** Data extract **
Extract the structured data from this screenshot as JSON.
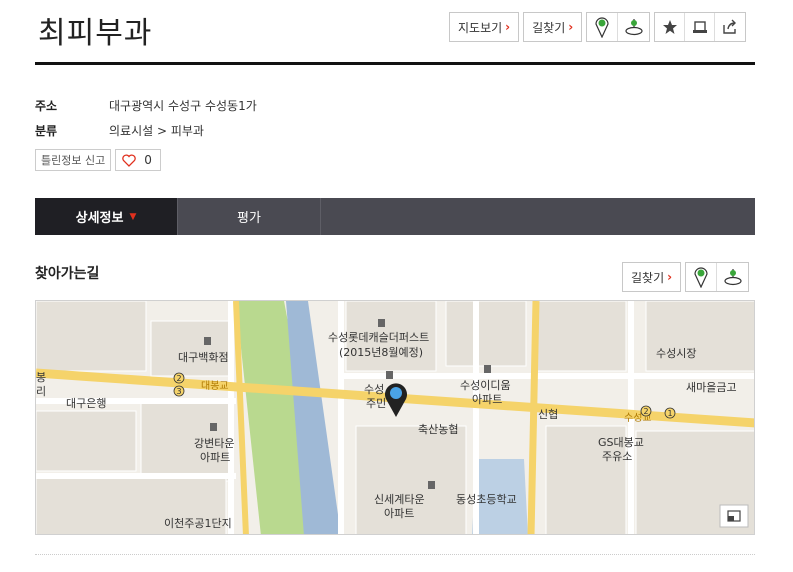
{
  "place": {
    "title": "최피부과"
  },
  "top_actions": {
    "map_view_label": "지도보기",
    "directions_label": "길찾기"
  },
  "info": {
    "address_label": "주소",
    "address_value": "대구광역시 수성구 수성동1가",
    "category_label": "분류",
    "category_value": "의료시설 > 피부과"
  },
  "report": {
    "label": "틀린정보 신고",
    "like_count": "0"
  },
  "tabs": [
    {
      "label": "상세정보"
    },
    {
      "label": "평가"
    }
  ],
  "directions_section": {
    "title": "찾아가는길",
    "directions_label": "길찾기"
  },
  "map": {
    "labels": {
      "dept_store": "대구백화점",
      "bank": "대구은행",
      "gangbyeon": "강변타운",
      "apartment": "아파트",
      "icheon": "이천주공1단지",
      "lotte": "수성롯데캐슬더퍼스트",
      "lotte_sub": "(2015년8월예정)",
      "suseong_idium": "수성이디움",
      "suseong_market": "수성시장",
      "saemaeul": "새마을금고",
      "shinhyup": "신협",
      "chuksan": "축산농협",
      "gs": "GS대봉교",
      "gs_sub": "주유소",
      "shinsegye": "신세계타운",
      "dongseong": "동성초등학교",
      "daebong_road": "대봉교",
      "suseong_road": "수성교",
      "suseong_partial": "수성",
      "jumin_partial": "주민",
      "edge_a": "봉",
      "edge_b": "리"
    }
  },
  "colors": {
    "accent": "#e0301e",
    "tab_bg": "#4a4a52",
    "tab_active": "#1f1f24",
    "road": "#f5d36a"
  }
}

** Requirements **
Output the data above without changes, apart from leaving out the pictures.

** Completed exercise **
Extract the structured data from this screenshot as JSON.
{
  "place": {
    "title": "최피부과"
  },
  "top_actions": {
    "map_view_label": "지도보기",
    "directions_label": "길찾기"
  },
  "info": {
    "address_label": "주소",
    "address_value": "대구광역시 수성구 수성동1가",
    "category_label": "분류",
    "category_value": "의료시설 > 피부과"
  },
  "report": {
    "label": "틀린정보 신고",
    "like_count": "0"
  },
  "tabs": [
    {
      "label": "상세정보"
    },
    {
      "label": "평가"
    }
  ],
  "directions_section": {
    "title": "찾아가는길",
    "directions_label": "길찾기"
  },
  "map": {
    "labels": {
      "dept_store": "대구백화점",
      "bank": "대구은행",
      "gangbyeon": "강변타운",
      "apartment": "아파트",
      "icheon": "이천주공1단지",
      "lotte": "수성롯데캐슬더퍼스트",
      "lotte_sub": "(2015년8월예정)",
      "suseong_idium": "수성이디움",
      "suseong_market": "수성시장",
      "saemaeul": "새마을금고",
      "shinhyup": "신협",
      "chuksan": "축산농협",
      "gs": "GS대봉교",
      "gs_sub": "주유소",
      "shinsegye": "신세계타운",
      "dongseong": "동성초등학교",
      "daebong_road": "대봉교",
      "suseong_road": "수성교",
      "suseong_partial": "수성",
      "jumin_partial": "주민",
      "edge_a": "봉",
      "edge_b": "리"
    }
  },
  "colors": {
    "accent": "#e0301e",
    "tab_bg": "#4a4a52",
    "tab_active": "#1f1f24",
    "road": "#f5d36a"
  }
}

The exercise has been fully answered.